## WHAT TO PRODUCE
Locate every line below that contains the word "XIII" and copy it.

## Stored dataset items
═══

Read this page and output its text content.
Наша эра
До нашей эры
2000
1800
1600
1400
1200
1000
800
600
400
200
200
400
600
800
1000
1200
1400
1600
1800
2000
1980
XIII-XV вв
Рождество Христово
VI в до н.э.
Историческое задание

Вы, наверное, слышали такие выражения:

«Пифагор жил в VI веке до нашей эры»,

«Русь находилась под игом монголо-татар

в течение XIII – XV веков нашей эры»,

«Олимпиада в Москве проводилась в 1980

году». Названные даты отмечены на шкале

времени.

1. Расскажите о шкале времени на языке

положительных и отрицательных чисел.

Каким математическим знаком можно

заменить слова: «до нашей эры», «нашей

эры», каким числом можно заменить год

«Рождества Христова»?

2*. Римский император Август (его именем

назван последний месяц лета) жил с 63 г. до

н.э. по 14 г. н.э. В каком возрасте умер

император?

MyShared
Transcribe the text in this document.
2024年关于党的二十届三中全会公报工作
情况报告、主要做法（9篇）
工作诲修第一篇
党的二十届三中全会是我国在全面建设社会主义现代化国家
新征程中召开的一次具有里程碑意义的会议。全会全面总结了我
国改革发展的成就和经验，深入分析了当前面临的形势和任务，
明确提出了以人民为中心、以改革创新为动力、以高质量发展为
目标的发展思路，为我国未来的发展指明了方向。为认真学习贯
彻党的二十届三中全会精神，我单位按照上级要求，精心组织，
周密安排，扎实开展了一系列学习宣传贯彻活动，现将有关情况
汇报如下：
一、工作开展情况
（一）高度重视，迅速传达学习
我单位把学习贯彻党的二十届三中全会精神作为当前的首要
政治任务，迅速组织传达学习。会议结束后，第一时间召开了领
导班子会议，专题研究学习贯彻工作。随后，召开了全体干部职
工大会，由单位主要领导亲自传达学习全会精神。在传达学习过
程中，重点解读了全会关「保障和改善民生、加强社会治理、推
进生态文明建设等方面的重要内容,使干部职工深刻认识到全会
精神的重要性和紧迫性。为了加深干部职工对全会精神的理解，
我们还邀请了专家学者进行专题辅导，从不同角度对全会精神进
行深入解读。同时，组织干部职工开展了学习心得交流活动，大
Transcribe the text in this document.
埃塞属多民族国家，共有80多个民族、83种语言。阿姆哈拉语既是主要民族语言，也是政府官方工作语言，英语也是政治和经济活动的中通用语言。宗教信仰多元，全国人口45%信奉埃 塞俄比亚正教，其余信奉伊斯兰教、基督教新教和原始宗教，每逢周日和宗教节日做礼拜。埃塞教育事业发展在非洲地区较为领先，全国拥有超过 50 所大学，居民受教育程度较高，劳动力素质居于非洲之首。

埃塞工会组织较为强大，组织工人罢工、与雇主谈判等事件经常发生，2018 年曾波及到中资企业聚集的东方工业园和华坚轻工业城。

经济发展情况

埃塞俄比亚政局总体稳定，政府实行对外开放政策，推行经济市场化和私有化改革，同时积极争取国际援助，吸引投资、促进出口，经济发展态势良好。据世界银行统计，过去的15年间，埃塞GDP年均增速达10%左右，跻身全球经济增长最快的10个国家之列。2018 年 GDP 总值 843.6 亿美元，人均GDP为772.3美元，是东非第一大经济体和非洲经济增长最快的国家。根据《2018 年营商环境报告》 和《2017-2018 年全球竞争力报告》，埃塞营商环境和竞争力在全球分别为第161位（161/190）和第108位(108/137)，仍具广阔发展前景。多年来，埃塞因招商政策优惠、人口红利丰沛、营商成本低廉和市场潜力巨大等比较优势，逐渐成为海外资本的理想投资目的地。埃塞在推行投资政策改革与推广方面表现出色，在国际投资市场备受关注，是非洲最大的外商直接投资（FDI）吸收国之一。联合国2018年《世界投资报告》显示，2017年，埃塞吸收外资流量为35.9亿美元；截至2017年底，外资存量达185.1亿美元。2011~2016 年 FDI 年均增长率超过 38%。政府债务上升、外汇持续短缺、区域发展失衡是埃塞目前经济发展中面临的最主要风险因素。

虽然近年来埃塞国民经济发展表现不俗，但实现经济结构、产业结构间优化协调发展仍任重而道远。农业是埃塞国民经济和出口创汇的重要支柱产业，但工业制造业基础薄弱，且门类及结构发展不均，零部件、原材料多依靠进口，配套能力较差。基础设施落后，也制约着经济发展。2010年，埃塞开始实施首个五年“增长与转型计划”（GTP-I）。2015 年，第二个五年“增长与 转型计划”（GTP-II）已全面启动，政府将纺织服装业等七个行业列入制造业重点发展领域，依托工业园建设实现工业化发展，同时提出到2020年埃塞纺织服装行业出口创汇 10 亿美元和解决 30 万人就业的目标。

═══

## ANSWER FOR THE TASK
XIII-XV вв
в течение XIII – XV веков нашей эры»,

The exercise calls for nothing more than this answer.